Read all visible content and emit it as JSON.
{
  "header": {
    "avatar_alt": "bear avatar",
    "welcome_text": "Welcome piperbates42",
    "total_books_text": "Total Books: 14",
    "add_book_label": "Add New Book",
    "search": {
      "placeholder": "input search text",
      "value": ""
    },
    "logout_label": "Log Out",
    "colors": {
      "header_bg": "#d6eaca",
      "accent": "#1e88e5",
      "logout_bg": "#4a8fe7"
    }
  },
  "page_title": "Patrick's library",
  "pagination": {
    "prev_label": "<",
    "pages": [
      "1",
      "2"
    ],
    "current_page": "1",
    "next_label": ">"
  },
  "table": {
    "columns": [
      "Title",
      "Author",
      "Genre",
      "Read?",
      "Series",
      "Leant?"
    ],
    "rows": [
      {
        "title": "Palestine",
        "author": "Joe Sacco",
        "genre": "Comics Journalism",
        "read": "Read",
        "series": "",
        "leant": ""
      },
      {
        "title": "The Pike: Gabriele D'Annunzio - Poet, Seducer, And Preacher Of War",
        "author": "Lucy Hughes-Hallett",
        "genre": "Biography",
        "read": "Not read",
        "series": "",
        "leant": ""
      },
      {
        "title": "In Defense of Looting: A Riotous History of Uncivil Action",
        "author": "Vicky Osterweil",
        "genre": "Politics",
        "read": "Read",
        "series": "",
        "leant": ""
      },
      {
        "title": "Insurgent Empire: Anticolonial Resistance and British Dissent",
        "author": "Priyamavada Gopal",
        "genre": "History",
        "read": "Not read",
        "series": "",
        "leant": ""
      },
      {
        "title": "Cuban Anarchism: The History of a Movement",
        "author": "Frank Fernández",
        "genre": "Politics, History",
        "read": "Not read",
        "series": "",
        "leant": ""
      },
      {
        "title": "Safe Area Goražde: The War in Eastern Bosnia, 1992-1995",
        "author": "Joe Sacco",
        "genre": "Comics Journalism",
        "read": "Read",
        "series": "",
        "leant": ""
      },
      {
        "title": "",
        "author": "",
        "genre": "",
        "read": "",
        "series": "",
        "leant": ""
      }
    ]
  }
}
--------------------
> Exercise goal
Locate all lines that include the word "Politics" and copy them out.

> The response
        "genre": "Politics",
        "genre": "Politics, History",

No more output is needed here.